Reproduce every row below word for word, leaving out the pictures.

── Listed entries

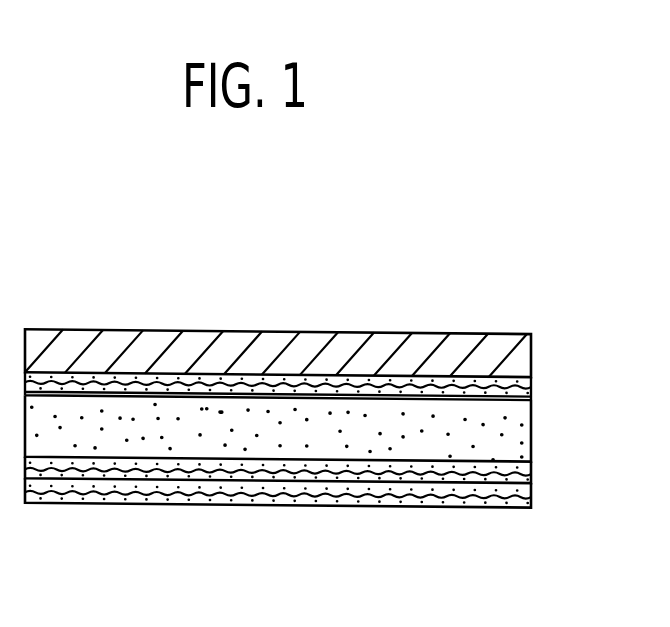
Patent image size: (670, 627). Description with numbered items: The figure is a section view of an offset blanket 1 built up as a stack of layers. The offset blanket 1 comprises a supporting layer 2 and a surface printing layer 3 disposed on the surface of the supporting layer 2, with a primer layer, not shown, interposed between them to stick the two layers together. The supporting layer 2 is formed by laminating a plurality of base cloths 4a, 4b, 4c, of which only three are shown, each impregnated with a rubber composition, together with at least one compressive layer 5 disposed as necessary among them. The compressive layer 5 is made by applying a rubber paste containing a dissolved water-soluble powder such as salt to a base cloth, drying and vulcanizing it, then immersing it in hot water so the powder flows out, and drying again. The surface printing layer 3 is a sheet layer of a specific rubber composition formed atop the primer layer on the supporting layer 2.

The offset blanket 1 is at (223, 305).
The supporting layer 2 is at (544, 378).
The surface printing layer 3 is at (465, 353).
The base cloth 4a is at (208, 497).
The base cloth 4b is at (278, 467).
The base cloth 4c is at (315, 392).
The compressive layer 5 is at (427, 443).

────

__Written solution__:
Patent image size: (670, 627). Description with numbered items: The figure is a section view of an offset blanket 1 built up as a stack of layers. The offset blanket 1 comprises a supporting layer 2 and a surface printing layer 3 disposed on the surface of the supporting layer 2, with a primer layer, not shown, interposed between them to stick the two layers together. The supporting layer 2 is formed by laminating a plurality of base cloths 4a, 4b, 4c, of which only three are shown, each impregnated with a rubber composition, together with at least one compressive layer 5 disposed as necessary among them. The compressive layer 5 is made by applying a rubber paste containing a dissolved water-soluble powder such as salt to a base cloth, drying and vulcanizing it, then immersing it in hot water so the powder flows out, and drying again. The surface printing layer 3 is a sheet layer of a specific rubber composition formed atop the primer layer on the supporting layer 2.

The offset blanket 1 is at (223, 305).
The supporting layer 2 is at (544, 378).
The surface printing layer 3 is at (465, 353).
The base cloth 4a is at (208, 497).
The base cloth 4b is at (278, 467).
The base cloth 4c is at (315, 392).
The compressive layer 5 is at (427, 443).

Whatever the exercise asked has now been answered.